Records to process:
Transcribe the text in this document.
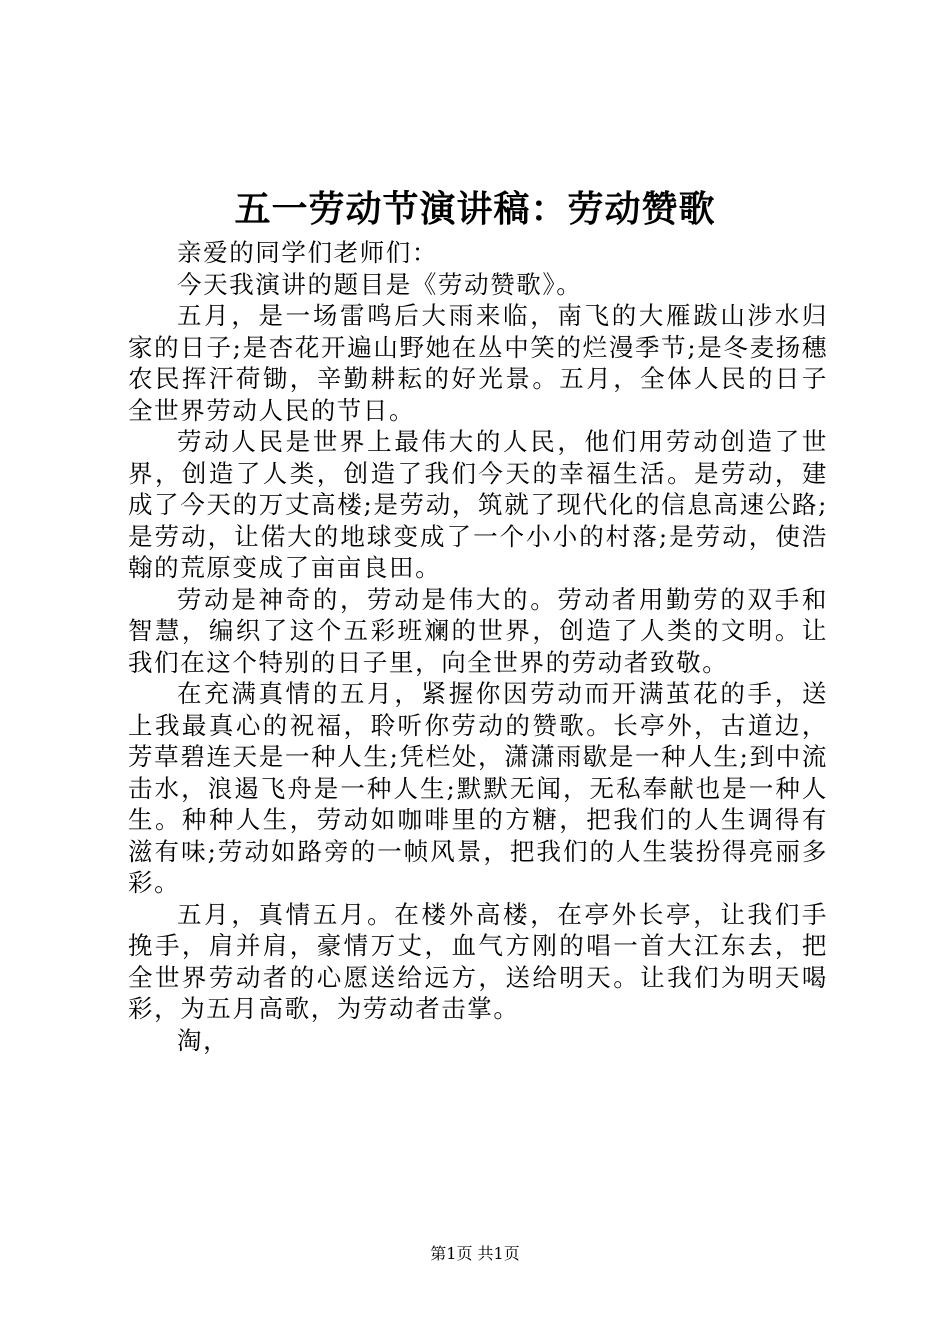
五一劳动节演讲稿：劳动赞歌

亲爱的同学们老师们：

今天我演讲的题目是《劳动赞歌》。

五月，是一场雷鸣后大雨来临，南飞的大雁跋山涉水归家的日子;是杏花开遍山野她在丛中笑的烂漫季节;是冬麦扬穗农民挥汗荷锄，辛勤耕耘的好光景。五月，全体人民的日子全世界劳动人民的节日。

劳动人民是世界上最伟大的人民，他们用劳动创造了世界，创造了人类，创造了我们今天的幸福生活。是劳动，建成了今天的万丈高楼;是劳动，筑就了现代化的信息高速公路;是劳动，让偌大的地球变成了一个小小的村落;是劳动，使浩翰的荒原变成了亩亩良田。

劳动是神奇的，劳动是伟大的。劳动者用勤劳的双手和智慧，编织了这个五彩班斓的世界，创造了人类的文明。让我们在这个特别的日子里，向全世界的劳动者致敬。

在充满真情的五月，紧握你因劳动而开满茧花的手，送上我最真心的祝福，聆听你劳动的赞歌。长亭外，古道边，芳草碧连天是一种人生;凭栏处，潇潇雨歇是一种人生;到中流击水，浪遏飞舟是一种人生;默默无闻，无私奉献也是一种人生。种种人生，劳动如咖啡里的方糖，把我们的人生调得有滋有味;劳动如路旁的一帧风景，把我们的人生装扮得亮丽多彩。

五月，真情五月。在楼外高楼，在亭外长亭，让我们手挽手，肩并肩，豪情万丈，血气方刚的唱一首大江东去，把全世界劳动者的心愿送给远方，送给明天。让我们为明天喝彩，为五月高歌，为劳动者击掌。

淘，

第1页 共1页
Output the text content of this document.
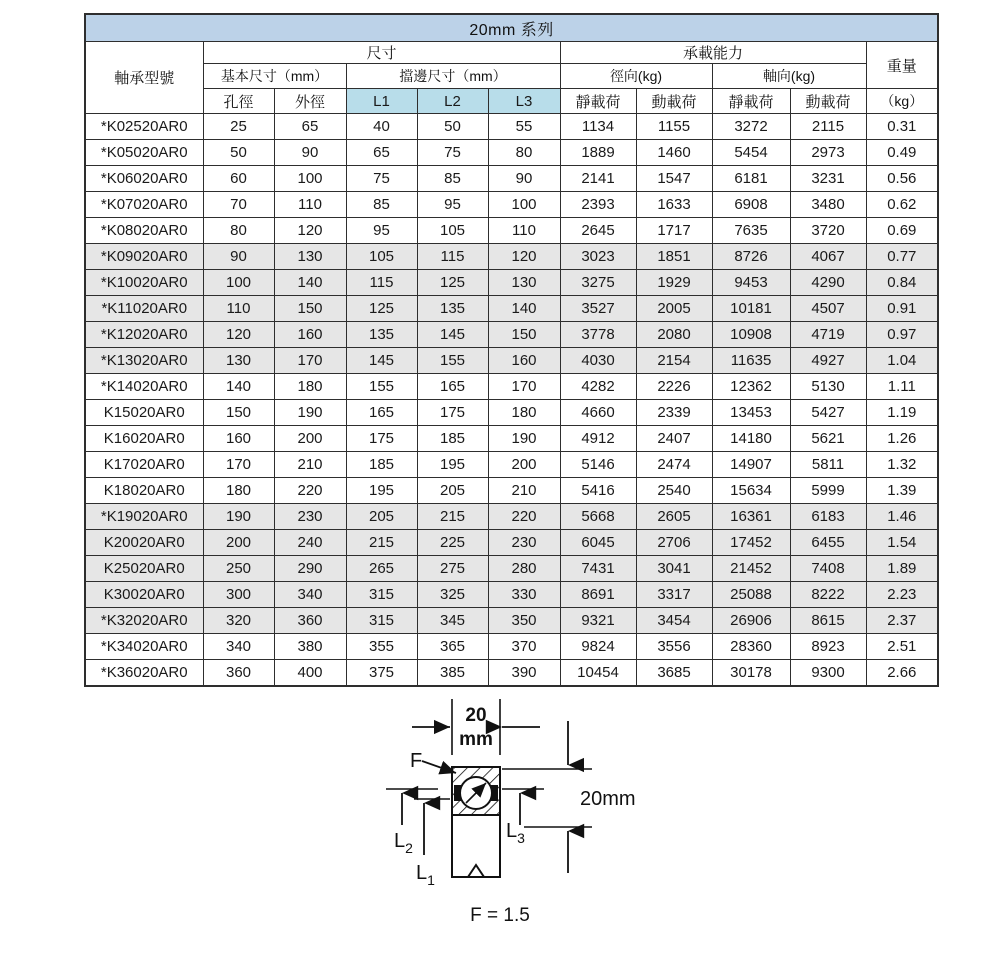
20mm 系列										
軸承型號	尺寸					承載能力				重量
	基本尺寸（mm）		擋邊尺寸（mm）			徑向(kg)		軸向(kg)		
	孔徑	外徑	L1	L2	L3	靜載荷	動載荷	靜載荷	動載荷	（kg）
*K02520AR0	25	65	40	50	55	1134	1155	3272	2115	0.31
*K05020AR0	50	90	65	75	80	1889	1460	5454	2973	0.49
*K06020AR0	60	100	75	85	90	2141	1547	6181	3231	0.56
*K07020AR0	70	110	85	95	100	2393	1633	6908	3480	0.62
*K08020AR0	80	120	95	105	110	2645	1717	7635	3720	0.69
*K09020AR0	90	130	105	115	120	3023	1851	8726	4067	0.77
*K10020AR0	100	140	115	125	130	3275	1929	9453	4290	0.84
*K11020AR0	110	150	125	135	140	3527	2005	10181	4507	0.91
*K12020AR0	120	160	135	145	150	3778	2080	10908	4719	0.97
*K13020AR0	130	170	145	155	160	4030	2154	11635	4927	1.04
*K14020AR0	140	180	155	165	170	4282	2226	12362	5130	1.11
K15020AR0	150	190	165	175	180	4660	2339	13453	5427	1.19
K16020AR0	160	200	175	185	190	4912	2407	14180	5621	1.26
K17020AR0	170	210	185	195	200	5146	2474	14907	5811	1.32
K18020AR0	180	220	195	205	210	5416	2540	15634	5999	1.39
*K19020AR0	190	230	205	215	220	5668	2605	16361	6183	1.46
K20020AR0	200	240	215	225	230	6045	2706	17452	6455	1.54
K25020AR0	250	290	265	275	280	7431	3041	21452	7408	1.89
K30020AR0	300	340	315	325	330	8691	3317	25088	8222	2.23
*K32020AR0	320	360	315	345	350	9321	3454	26906	8615	2.37
*K34020AR0	340	380	355	365	370	9824	3556	28360	8923	2.51
*K36020AR0	360	400	375	385	390	10454	3685	30178	9300	2.66
20
mm
F
$L_2$
$L_1$
$L_3$
20mm
F = 1.5
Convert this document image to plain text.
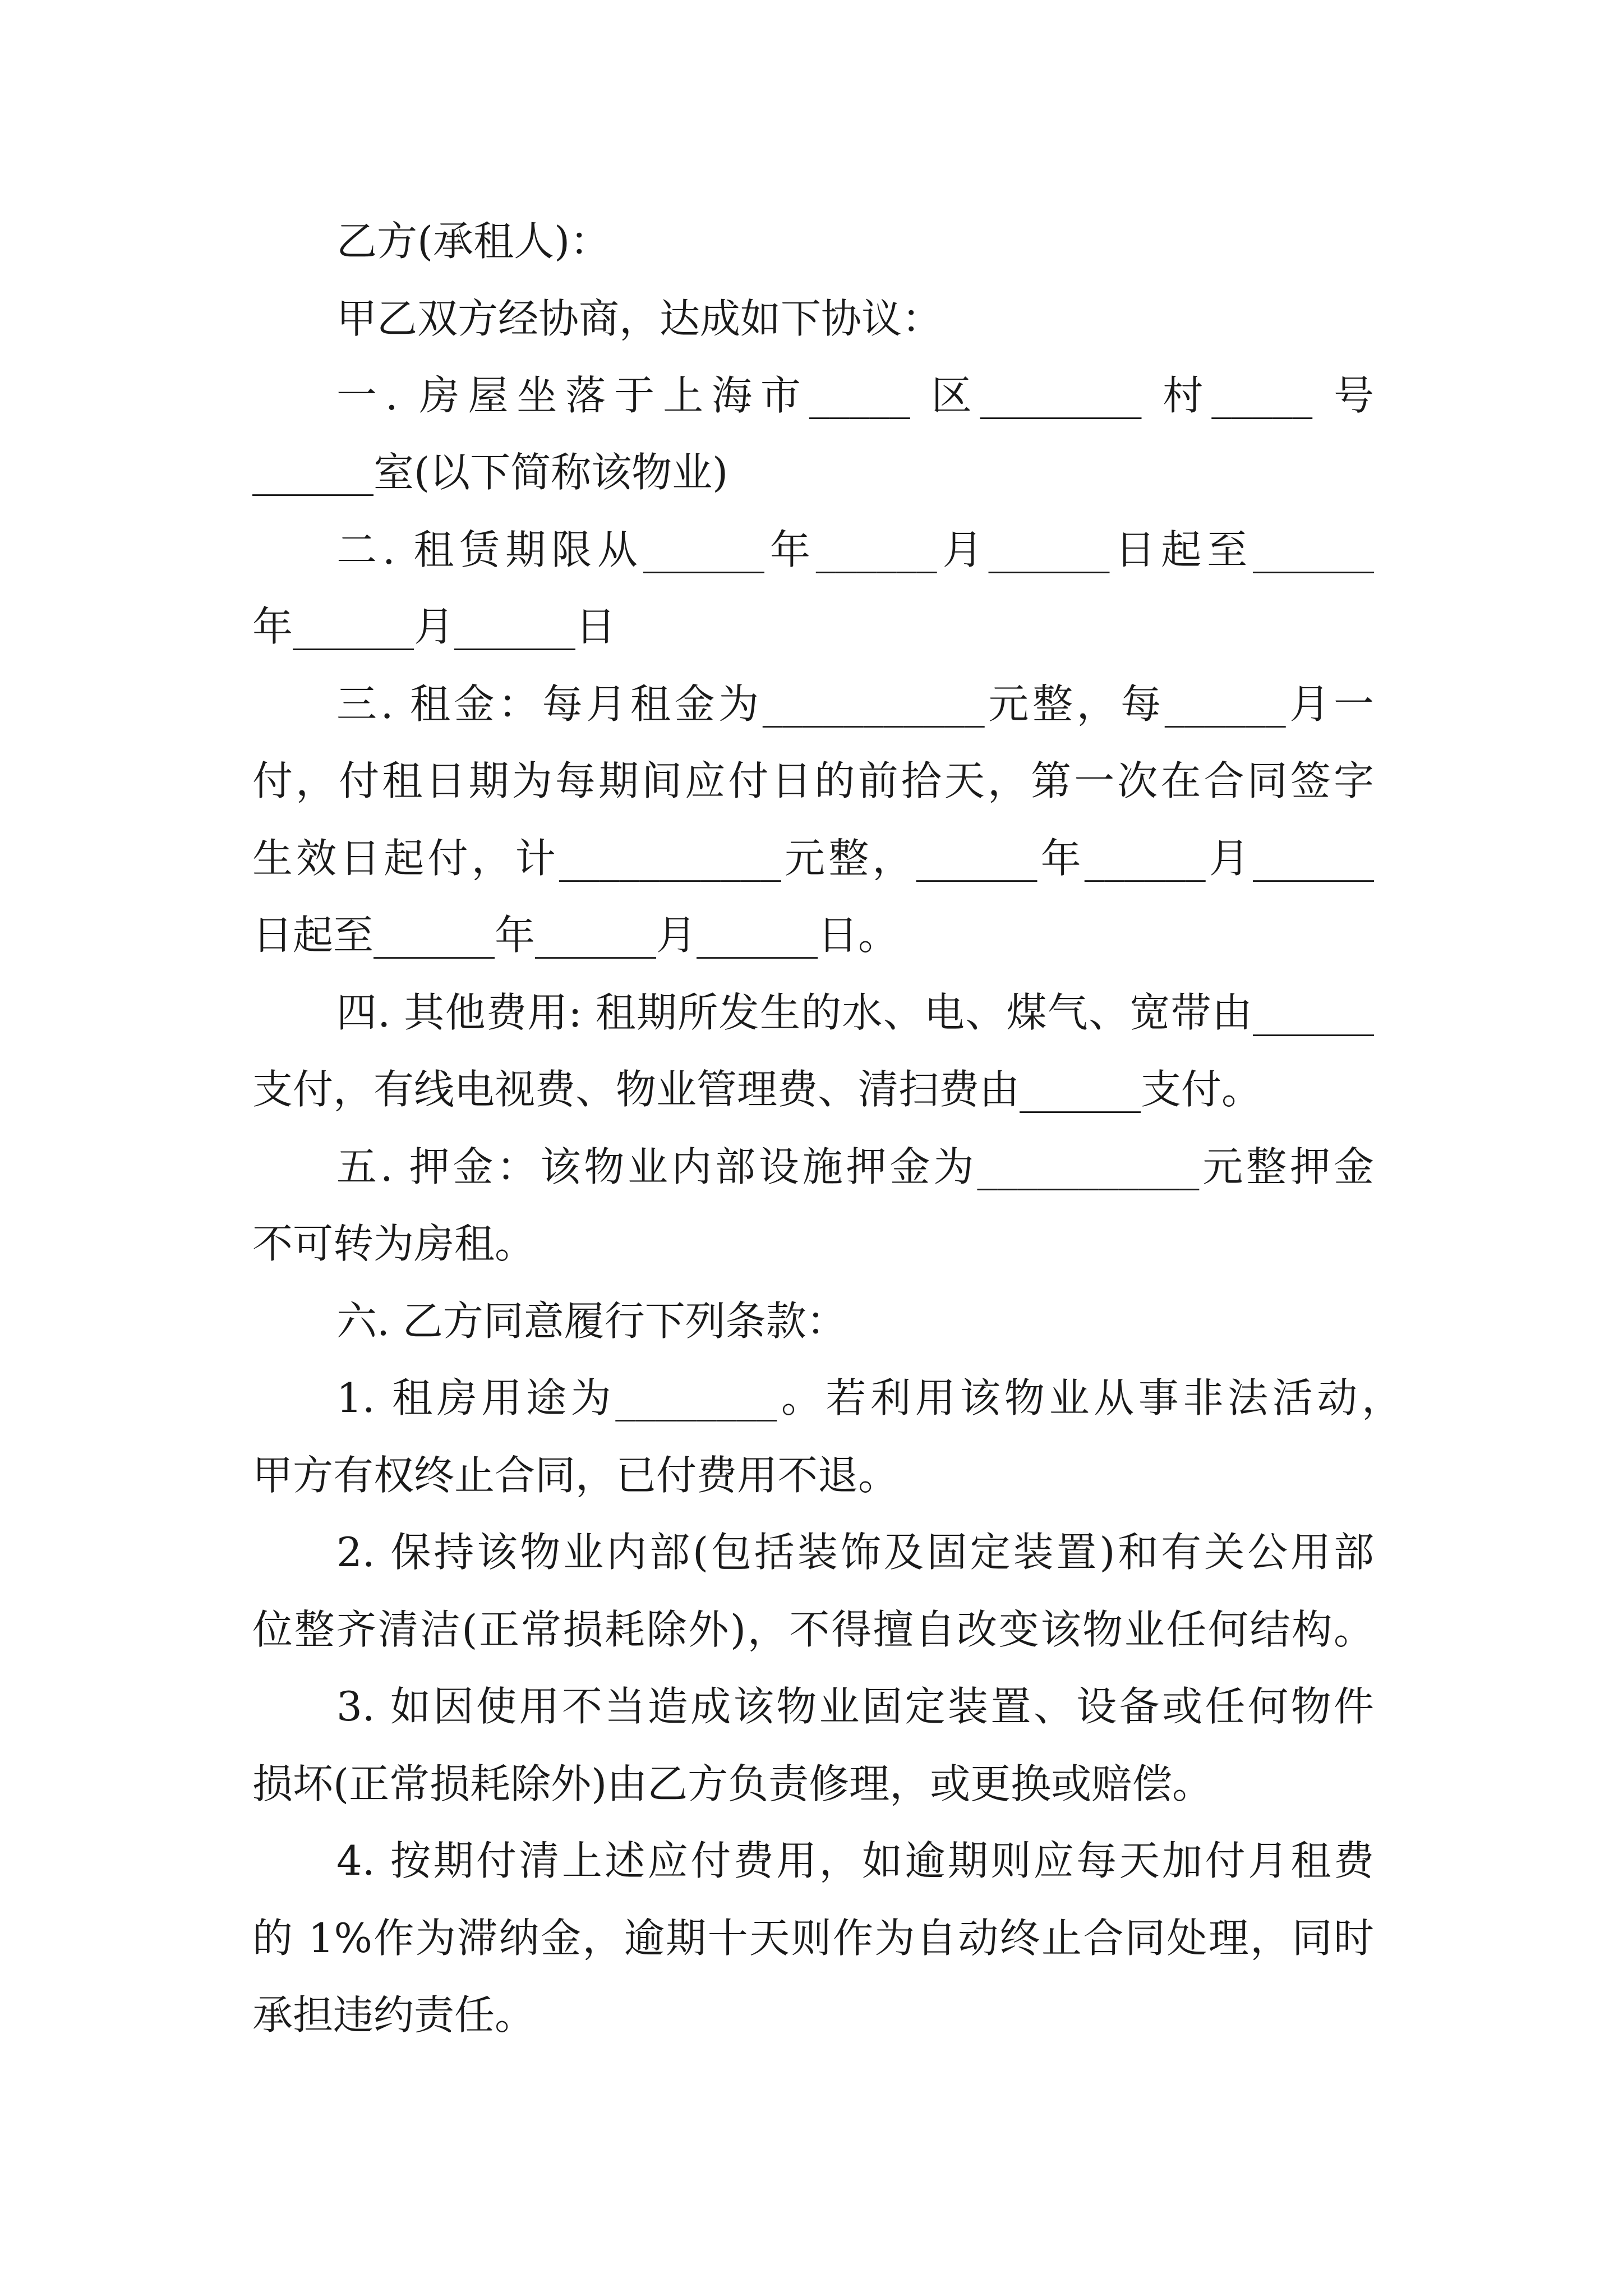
乙方(承租人)：
甲乙双方经协商，达成如下协议：
一. 房屋坐落于上海市_____ 区________ 村_____ 号
______室(以下简称该物业)
二. 租赁期限从______年______月______日起至______
年______月______日
三. 租金：每月租金为___________元整，每______月一
付，付租日期为每期间应付日的前拾天，第一次在合同签字
生效日起付，计___________元整，______年______月______
日起至______年______月______日。
四. 其他费用: 租期所发生的水、电、煤气、宽带由______
支付，有线电视费、物业管理费、清扫费由______支付。
五. 押金：该物业内部设施押金为___________元整押金
不可转为房租。
六. 乙方同意履行下列条款：
1. 租房用途为________。若利用该物业从事非法活动，
甲方有权终止合同，已付费用不退。
2. 保持该物业内部(包括装饰及固定装置)和有关公用部
位整齐清洁(正常损耗除外)，不得擅自改变该物业任何结构。
3. 如因使用不当造成该物业固定装置、设备或任何物件
损坏(正常损耗除外)由乙方负责修理，或更换或赔偿。
4. 按期付清上述应付费用，如逾期则应每天加付月租费
的 1%作为滞纳金，逾期十天则作为自动终止合同处理，同时
承担违约责任。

Instructions to follow: Repeat everything in the records precisely. Images are excluded from the copy.

Exercise solution:
Transcribe the text in this document.
五一劳动节演讲稿：劳动赞歌

亲爱的同学们老师们：

今天我演讲的题目是《劳动赞歌》。

五月，是一场雷鸣后大雨来临，南飞的大雁跋山涉水归家的日子;是杏花开遍山野她在丛中笑的烂漫季节;是冬麦扬穗农民挥汗荷锄，辛勤耕耘的好光景。五月，全体人民的日子全世界劳动人民的节日。

劳动人民是世界上最伟大的人民，他们用劳动创造了世界，创造了人类，创造了我们今天的幸福生活。是劳动，建成了今天的万丈高楼;是劳动，筑就了现代化的信息高速公路;是劳动，让偌大的地球变成了一个小小的村落;是劳动，使浩翰的荒原变成了亩亩良田。

劳动是神奇的，劳动是伟大的。劳动者用勤劳的双手和智慧，编织了这个五彩班斓的世界，创造了人类的文明。让我们在这个特别的日子里，向全世界的劳动者致敬。

在充满真情的五月，紧握你因劳动而开满茧花的手，送上我最真心的祝福，聆听你劳动的赞歌。长亭外，古道边，芳草碧连天是一种人生;凭栏处，潇潇雨歇是一种人生;到中流击水，浪遏飞舟是一种人生;默默无闻，无私奉献也是一种人生。种种人生，劳动如咖啡里的方糖，把我们的人生调得有滋有味;劳动如路旁的一帧风景，把我们的人生装扮得亮丽多彩。

五月，真情五月。在楼外高楼，在亭外长亭，让我们手挽手，肩并肩，豪情万丈，血气方刚的唱一首大江东去，把全世界劳动者的心愿送给远方，送给明天。让我们为明天喝彩，为五月高歌，为劳动者击掌。

淘，

第1页 共1页
Output the text content of this document.
20mm 系列										
軸承型號	尺寸					承載能力				重量
	基本尺寸（mm）		擋邊尺寸（mm）			徑向(kg)		軸向(kg)		
	孔徑	外徑	L1	L2	L3	靜載荷	動載荷	靜載荷	動載荷	（kg）
*K02520AR0	25	65	40	50	55	1134	1155	3272	2115	0.31
*K05020AR0	50	90	65	75	80	1889	1460	5454	2973	0.49
*K06020AR0	60	100	75	85	90	2141	1547	6181	3231	0.56
*K07020AR0	70	110	85	95	100	2393	1633	6908	3480	0.62
*K08020AR0	80	120	95	105	110	2645	1717	7635	3720	0.69
*K09020AR0	90	130	105	115	120	3023	1851	8726	4067	0.77
*K10020AR0	100	140	115	125	130	3275	1929	9453	4290	0.84
*K11020AR0	110	150	125	135	140	3527	2005	10181	4507	0.91
*K12020AR0	120	160	135	145	150	3778	2080	10908	4719	0.97
*K13020AR0	130	170	145	155	160	4030	2154	11635	4927	1.04
*K14020AR0	140	180	155	165	170	4282	2226	12362	5130	1.11
K15020AR0	150	190	165	175	180	4660	2339	13453	5427	1.19
K16020AR0	160	200	175	185	190	4912	2407	14180	5621	1.26
K17020AR0	170	210	185	195	200	5146	2474	14907	5811	1.32
K18020AR0	180	220	195	205	210	5416	2540	15634	5999	1.39
*K19020AR0	190	230	205	215	220	5668	2605	16361	6183	1.46
K20020AR0	200	240	215	225	230	6045	2706	17452	6455	1.54
K25020AR0	250	290	265	275	280	7431	3041	21452	7408	1.89
K30020AR0	300	340	315	325	330	8691	3317	25088	8222	2.23
*K32020AR0	320	360	315	345	350	9321	3454	26906	8615	2.37
*K34020AR0	340	380	355	365	370	9824	3556	28360	8923	2.51
*K36020AR0	360	400	375	385	390	10454	3685	30178	9300	2.66
20
mm
F
$L_2$
$L_1$
$L_3$
20mm
F = 1.5
Convert this document image to plain text.
乙方(承租人)：
甲乙双方经协商，达成如下协议：
一. 房屋坐落于上海市_____ 区________ 村_____ 号
______室(以下简称该物业)
二. 租赁期限从______年______月______日起至______
年______月______日
三. 租金：每月租金为___________元整，每______月一
付，付租日期为每期间应付日的前拾天，第一次在合同签字
生效日起付，计___________元整，______年______月______
日起至______年______月______日。
四. 其他费用: 租期所发生的水、电、煤气、宽带由______
支付，有线电视费、物业管理费、清扫费由______支付。
五. 押金：该物业内部设施押金为___________元整押金
不可转为房租。
六. 乙方同意履行下列条款：
1. 租房用途为________。若利用该物业从事非法活动，
甲方有权终止合同，已付费用不退。
2. 保持该物业内部(包括装饰及固定装置)和有关公用部
位整齐清洁(正常损耗除外)，不得擅自改变该物业任何结构。
3. 如因使用不当造成该物业固定装置、设备或任何物件
损坏(正常损耗除外)由乙方负责修理，或更换或赔偿。
4. 按期付清上述应付费用，如逾期则应每天加付月租费
的 1%作为滞纳金，逾期十天则作为自动终止合同处理，同时
承担违约责任。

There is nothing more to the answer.